__EXERCISE DETAILS__. Repeat every record exactly, but keep images out of the copy.

[Begin]

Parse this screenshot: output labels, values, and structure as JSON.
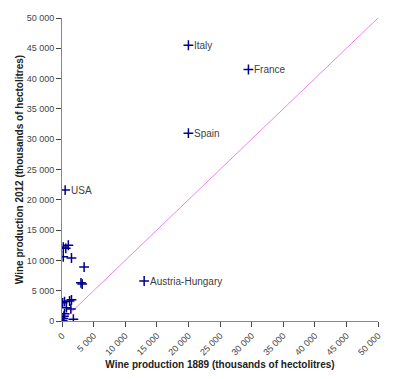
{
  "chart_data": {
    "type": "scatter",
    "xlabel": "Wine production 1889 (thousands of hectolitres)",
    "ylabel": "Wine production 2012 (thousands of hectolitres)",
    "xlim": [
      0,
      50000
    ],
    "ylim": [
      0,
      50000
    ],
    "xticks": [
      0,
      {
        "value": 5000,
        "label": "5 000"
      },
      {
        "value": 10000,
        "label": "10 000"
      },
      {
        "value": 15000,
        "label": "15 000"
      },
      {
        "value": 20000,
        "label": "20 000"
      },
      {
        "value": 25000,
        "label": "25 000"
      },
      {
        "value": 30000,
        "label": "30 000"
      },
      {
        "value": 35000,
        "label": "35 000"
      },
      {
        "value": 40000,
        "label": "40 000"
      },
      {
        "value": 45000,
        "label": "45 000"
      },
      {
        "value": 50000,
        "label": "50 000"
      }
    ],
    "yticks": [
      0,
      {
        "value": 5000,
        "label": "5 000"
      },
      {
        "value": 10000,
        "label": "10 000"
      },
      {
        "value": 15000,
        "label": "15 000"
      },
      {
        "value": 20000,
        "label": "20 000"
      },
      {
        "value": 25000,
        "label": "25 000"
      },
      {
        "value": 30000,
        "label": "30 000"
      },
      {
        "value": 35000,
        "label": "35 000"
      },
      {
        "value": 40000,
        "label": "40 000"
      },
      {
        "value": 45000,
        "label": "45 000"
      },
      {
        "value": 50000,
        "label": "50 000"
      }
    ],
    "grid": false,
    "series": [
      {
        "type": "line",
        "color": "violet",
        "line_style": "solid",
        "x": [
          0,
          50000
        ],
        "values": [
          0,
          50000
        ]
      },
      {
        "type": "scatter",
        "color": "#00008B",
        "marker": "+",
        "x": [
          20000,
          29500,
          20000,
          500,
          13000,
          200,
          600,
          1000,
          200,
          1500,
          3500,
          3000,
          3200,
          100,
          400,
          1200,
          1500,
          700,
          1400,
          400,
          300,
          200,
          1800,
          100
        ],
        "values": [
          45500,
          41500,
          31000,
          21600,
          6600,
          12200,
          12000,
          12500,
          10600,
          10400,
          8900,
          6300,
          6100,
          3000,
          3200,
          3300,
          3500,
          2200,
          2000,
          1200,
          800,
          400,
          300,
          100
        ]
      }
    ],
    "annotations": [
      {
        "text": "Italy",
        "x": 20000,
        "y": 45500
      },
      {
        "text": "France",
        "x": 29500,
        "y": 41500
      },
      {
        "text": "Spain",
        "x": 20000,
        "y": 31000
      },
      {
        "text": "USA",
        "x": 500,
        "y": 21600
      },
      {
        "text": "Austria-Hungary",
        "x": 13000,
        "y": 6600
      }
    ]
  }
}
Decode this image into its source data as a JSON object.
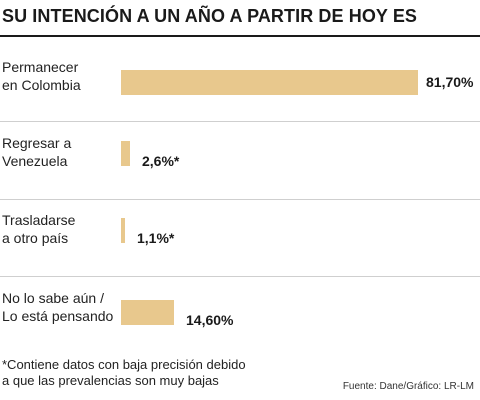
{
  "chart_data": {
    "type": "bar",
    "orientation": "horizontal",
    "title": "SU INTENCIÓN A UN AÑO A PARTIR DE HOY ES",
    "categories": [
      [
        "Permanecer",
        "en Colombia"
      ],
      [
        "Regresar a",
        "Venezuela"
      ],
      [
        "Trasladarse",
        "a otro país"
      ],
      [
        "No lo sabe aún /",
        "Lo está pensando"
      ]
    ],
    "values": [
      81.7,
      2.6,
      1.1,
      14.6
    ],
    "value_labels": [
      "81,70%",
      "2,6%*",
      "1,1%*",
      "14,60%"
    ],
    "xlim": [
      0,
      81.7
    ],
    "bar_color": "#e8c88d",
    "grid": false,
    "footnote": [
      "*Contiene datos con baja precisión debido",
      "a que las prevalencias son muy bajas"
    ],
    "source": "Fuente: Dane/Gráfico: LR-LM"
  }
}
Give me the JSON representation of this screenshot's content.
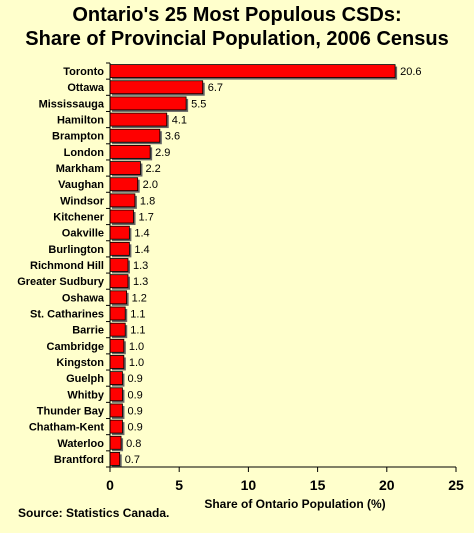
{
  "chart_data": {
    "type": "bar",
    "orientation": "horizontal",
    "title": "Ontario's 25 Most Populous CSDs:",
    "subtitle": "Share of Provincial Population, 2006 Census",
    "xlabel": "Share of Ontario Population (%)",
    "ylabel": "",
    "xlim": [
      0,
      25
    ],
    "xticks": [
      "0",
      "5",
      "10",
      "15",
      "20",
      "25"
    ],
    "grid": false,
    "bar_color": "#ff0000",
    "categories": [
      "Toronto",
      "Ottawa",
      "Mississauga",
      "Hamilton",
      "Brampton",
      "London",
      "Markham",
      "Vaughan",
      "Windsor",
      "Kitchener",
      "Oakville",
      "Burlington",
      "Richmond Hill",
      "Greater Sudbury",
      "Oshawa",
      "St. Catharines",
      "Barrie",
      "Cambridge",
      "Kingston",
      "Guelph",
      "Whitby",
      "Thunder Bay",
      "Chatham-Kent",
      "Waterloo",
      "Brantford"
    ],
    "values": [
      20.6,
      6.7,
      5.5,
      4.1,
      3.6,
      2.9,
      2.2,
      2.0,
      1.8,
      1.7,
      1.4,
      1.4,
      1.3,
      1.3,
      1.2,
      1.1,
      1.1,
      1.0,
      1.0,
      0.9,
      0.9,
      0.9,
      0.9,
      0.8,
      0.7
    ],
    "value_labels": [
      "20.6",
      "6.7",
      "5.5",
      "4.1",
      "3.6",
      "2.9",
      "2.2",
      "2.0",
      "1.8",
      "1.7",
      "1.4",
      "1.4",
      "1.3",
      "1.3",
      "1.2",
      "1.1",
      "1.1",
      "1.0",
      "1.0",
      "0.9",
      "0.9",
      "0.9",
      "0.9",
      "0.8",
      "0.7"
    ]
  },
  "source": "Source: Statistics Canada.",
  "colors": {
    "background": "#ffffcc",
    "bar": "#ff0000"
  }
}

[End]

__FINISHED EXERCISE__.
Parse this screenshot: output labels, values, and structure as JSON.
{
  "chart_data": {
    "type": "scatter",
    "xlabel": "Wine production 1889 (thousands of hectolitres)",
    "ylabel": "Wine production 2012 (thousands of hectolitres)",
    "xlim": [
      0,
      50000
    ],
    "ylim": [
      0,
      50000
    ],
    "xticks": [
      0,
      {
        "value": 5000,
        "label": "5 000"
      },
      {
        "value": 10000,
        "label": "10 000"
      },
      {
        "value": 15000,
        "label": "15 000"
      },
      {
        "value": 20000,
        "label": "20 000"
      },
      {
        "value": 25000,
        "label": "25 000"
      },
      {
        "value": 30000,
        "label": "30 000"
      },
      {
        "value": 35000,
        "label": "35 000"
      },
      {
        "value": 40000,
        "label": "40 000"
      },
      {
        "value": 45000,
        "label": "45 000"
      },
      {
        "value": 50000,
        "label": "50 000"
      }
    ],
    "yticks": [
      0,
      {
        "value": 5000,
        "label": "5 000"
      },
      {
        "value": 10000,
        "label": "10 000"
      },
      {
        "value": 15000,
        "label": "15 000"
      },
      {
        "value": 20000,
        "label": "20 000"
      },
      {
        "value": 25000,
        "label": "25 000"
      },
      {
        "value": 30000,
        "label": "30 000"
      },
      {
        "value": 35000,
        "label": "35 000"
      },
      {
        "value": 40000,
        "label": "40 000"
      },
      {
        "value": 45000,
        "label": "45 000"
      },
      {
        "value": 50000,
        "label": "50 000"
      }
    ],
    "grid": false,
    "series": [
      {
        "type": "line",
        "color": "violet",
        "line_style": "solid",
        "x": [
          0,
          50000
        ],
        "values": [
          0,
          50000
        ]
      },
      {
        "type": "scatter",
        "color": "#00008B",
        "marker": "+",
        "x": [
          20000,
          29500,
          20000,
          500,
          13000,
          200,
          600,
          1000,
          200,
          1500,
          3500,
          3000,
          3200,
          100,
          400,
          1200,
          1500,
          700,
          1400,
          400,
          300,
          200,
          1800,
          100
        ],
        "values": [
          45500,
          41500,
          31000,
          21600,
          6600,
          12200,
          12000,
          12500,
          10600,
          10400,
          8900,
          6300,
          6100,
          3000,
          3200,
          3300,
          3500,
          2200,
          2000,
          1200,
          800,
          400,
          300,
          100
        ]
      }
    ],
    "annotations": [
      {
        "text": "Italy",
        "x": 20000,
        "y": 45500
      },
      {
        "text": "France",
        "x": 29500,
        "y": 41500
      },
      {
        "text": "Spain",
        "x": 20000,
        "y": 31000
      },
      {
        "text": "USA",
        "x": 500,
        "y": 21600
      },
      {
        "text": "Austria-Hungary",
        "x": 13000,
        "y": 6600
      }
    ]
  }
}
Decode this image into its source data as a JSON object.
{
  "chart_data": {
    "type": "bar",
    "orientation": "horizontal",
    "title": "SU INTENCIÓN A UN AÑO A PARTIR DE HOY ES",
    "categories": [
      [
        "Permanecer",
        "en Colombia"
      ],
      [
        "Regresar a",
        "Venezuela"
      ],
      [
        "Trasladarse",
        "a otro país"
      ],
      [
        "No lo sabe aún /",
        "Lo está pensando"
      ]
    ],
    "values": [
      81.7,
      2.6,
      1.1,
      14.6
    ],
    "value_labels": [
      "81,70%",
      "2,6%*",
      "1,1%*",
      "14,60%"
    ],
    "xlim": [
      0,
      81.7
    ],
    "bar_color": "#e8c88d",
    "grid": false,
    "footnote": [
      "*Contiene datos con baja precisión debido",
      "a que las prevalencias son muy bajas"
    ],
    "source": "Fuente: Dane/Gráfico: LR-LM"
  }
}
Give me the JSON representation of this screenshot's content.
{
  "chart_data": {
    "type": "bar",
    "orientation": "horizontal",
    "title": "Ontario's 25 Most Populous CSDs:",
    "subtitle": "Share of Provincial Population, 2006 Census",
    "xlabel": "Share of Ontario Population (%)",
    "ylabel": "",
    "xlim": [
      0,
      25
    ],
    "xticks": [
      "0",
      "5",
      "10",
      "15",
      "20",
      "25"
    ],
    "grid": false,
    "bar_color": "#ff0000",
    "categories": [
      "Toronto",
      "Ottawa",
      "Mississauga",
      "Hamilton",
      "Brampton",
      "London",
      "Markham",
      "Vaughan",
      "Windsor",
      "Kitchener",
      "Oakville",
      "Burlington",
      "Richmond Hill",
      "Greater Sudbury",
      "Oshawa",
      "St. Catharines",
      "Barrie",
      "Cambridge",
      "Kingston",
      "Guelph",
      "Whitby",
      "Thunder Bay",
      "Chatham-Kent",
      "Waterloo",
      "Brantford"
    ],
    "values": [
      20.6,
      6.7,
      5.5,
      4.1,
      3.6,
      2.9,
      2.2,
      2.0,
      1.8,
      1.7,
      1.4,
      1.4,
      1.3,
      1.3,
      1.2,
      1.1,
      1.1,
      1.0,
      1.0,
      0.9,
      0.9,
      0.9,
      0.9,
      0.8,
      0.7
    ],
    "value_labels": [
      "20.6",
      "6.7",
      "5.5",
      "4.1",
      "3.6",
      "2.9",
      "2.2",
      "2.0",
      "1.8",
      "1.7",
      "1.4",
      "1.4",
      "1.3",
      "1.3",
      "1.2",
      "1.1",
      "1.1",
      "1.0",
      "1.0",
      "0.9",
      "0.9",
      "0.9",
      "0.9",
      "0.8",
      "0.7"
    ]
  },
  "source": "Source: Statistics Canada.",
  "colors": {
    "background": "#ffffcc",
    "bar": "#ff0000"
  }
}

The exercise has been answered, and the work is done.